◆ **Task**
Locate every line that holds the string "Market" and copy it.

— Start of Record list —

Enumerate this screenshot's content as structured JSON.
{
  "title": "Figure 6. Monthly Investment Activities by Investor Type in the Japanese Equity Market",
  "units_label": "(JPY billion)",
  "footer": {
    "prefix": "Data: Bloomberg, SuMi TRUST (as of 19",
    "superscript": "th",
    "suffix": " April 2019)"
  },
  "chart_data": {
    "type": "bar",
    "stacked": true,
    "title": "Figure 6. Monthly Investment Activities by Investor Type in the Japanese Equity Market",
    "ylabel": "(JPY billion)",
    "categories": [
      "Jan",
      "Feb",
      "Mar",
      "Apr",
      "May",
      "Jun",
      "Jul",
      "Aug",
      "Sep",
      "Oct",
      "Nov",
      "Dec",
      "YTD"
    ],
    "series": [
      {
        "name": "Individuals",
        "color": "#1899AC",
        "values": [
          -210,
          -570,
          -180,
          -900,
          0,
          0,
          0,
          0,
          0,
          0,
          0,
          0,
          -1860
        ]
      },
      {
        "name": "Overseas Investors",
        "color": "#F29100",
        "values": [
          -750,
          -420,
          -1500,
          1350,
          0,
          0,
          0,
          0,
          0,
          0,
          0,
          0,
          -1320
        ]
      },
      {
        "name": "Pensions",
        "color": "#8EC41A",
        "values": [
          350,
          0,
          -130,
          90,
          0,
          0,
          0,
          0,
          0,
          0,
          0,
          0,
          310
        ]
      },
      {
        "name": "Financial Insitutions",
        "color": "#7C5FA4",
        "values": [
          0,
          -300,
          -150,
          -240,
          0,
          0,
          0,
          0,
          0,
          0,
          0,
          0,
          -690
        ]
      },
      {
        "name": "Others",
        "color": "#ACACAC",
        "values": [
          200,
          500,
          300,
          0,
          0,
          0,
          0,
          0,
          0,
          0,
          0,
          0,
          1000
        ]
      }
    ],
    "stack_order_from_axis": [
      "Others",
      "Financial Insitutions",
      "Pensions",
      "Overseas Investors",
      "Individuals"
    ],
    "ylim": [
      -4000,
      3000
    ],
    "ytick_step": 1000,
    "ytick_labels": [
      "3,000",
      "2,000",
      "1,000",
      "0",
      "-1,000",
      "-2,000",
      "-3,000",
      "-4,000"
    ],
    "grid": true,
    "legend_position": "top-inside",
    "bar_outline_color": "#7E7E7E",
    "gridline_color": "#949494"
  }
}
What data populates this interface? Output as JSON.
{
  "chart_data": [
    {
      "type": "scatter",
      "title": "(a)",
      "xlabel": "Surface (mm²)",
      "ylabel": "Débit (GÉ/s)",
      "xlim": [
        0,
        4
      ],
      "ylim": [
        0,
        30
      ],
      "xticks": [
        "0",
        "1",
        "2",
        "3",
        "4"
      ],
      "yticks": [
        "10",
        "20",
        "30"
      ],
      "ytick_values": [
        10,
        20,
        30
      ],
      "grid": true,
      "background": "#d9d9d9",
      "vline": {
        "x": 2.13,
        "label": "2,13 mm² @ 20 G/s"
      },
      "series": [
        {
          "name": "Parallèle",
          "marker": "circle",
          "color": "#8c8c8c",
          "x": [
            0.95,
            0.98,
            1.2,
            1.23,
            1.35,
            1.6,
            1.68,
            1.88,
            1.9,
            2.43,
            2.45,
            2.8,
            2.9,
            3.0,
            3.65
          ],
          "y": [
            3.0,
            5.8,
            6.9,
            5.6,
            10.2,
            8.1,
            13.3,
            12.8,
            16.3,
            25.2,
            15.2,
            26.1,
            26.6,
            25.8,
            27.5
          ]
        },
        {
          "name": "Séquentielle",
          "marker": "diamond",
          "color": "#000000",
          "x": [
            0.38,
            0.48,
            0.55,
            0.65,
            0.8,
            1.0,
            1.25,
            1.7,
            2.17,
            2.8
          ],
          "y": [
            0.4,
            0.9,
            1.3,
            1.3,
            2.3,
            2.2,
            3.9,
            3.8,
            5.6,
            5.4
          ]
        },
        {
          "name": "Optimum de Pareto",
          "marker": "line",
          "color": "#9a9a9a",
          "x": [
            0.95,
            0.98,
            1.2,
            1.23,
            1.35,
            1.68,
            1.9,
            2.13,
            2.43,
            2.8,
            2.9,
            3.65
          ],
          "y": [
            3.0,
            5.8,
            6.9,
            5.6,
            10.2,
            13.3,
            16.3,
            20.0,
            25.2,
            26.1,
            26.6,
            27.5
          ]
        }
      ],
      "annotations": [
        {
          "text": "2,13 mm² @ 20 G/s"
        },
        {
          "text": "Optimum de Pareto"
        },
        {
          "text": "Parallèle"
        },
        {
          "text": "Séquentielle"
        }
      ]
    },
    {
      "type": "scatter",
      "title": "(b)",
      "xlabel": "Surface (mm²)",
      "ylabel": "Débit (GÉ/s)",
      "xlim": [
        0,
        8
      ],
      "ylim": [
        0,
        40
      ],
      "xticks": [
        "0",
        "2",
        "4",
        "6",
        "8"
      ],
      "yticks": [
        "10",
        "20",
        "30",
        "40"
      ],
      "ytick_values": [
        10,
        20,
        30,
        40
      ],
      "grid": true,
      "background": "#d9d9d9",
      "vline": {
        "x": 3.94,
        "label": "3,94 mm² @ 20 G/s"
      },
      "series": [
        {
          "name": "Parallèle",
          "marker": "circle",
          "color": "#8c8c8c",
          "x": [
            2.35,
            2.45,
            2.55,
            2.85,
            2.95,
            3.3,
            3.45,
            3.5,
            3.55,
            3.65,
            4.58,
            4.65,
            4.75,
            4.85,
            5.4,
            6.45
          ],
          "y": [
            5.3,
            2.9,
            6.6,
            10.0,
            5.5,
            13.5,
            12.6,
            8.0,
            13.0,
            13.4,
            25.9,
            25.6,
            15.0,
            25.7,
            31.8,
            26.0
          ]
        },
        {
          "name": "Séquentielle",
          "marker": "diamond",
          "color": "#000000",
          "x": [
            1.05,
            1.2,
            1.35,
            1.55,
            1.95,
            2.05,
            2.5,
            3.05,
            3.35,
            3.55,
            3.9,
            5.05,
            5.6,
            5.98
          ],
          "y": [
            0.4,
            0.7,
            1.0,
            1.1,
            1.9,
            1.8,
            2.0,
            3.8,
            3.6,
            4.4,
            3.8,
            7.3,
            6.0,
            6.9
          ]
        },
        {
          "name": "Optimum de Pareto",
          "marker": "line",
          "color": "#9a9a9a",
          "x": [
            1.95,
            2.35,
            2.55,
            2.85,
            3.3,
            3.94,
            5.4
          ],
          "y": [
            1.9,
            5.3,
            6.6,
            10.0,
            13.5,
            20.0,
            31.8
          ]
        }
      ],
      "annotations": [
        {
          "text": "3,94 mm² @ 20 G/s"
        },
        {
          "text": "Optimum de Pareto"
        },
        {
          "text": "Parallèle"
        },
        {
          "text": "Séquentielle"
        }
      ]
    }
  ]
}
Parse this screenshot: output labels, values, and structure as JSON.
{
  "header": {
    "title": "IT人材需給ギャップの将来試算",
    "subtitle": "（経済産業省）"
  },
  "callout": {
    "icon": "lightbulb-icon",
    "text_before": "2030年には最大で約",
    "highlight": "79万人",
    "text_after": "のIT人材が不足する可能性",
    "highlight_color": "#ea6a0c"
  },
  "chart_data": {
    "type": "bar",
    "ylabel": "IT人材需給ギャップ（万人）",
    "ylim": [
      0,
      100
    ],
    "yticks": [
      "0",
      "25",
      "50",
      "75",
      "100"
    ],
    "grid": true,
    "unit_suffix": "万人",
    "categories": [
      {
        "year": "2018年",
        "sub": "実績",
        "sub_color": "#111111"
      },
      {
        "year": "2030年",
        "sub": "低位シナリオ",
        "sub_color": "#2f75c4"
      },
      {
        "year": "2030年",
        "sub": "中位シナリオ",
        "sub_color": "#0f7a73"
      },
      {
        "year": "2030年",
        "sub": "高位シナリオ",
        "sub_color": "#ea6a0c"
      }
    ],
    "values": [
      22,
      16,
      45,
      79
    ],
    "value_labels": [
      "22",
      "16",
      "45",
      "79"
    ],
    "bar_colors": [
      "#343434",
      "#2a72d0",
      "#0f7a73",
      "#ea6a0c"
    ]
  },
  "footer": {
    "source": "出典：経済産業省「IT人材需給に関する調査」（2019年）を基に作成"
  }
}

— End of Record list —

◆ **Full output**
  "title": "Figure 6. Monthly Investment Activities by Investor Type in the Japanese Equity Market",
    "title": "Figure 6. Monthly Investment Activities by Investor Type in the Japanese Equity Market",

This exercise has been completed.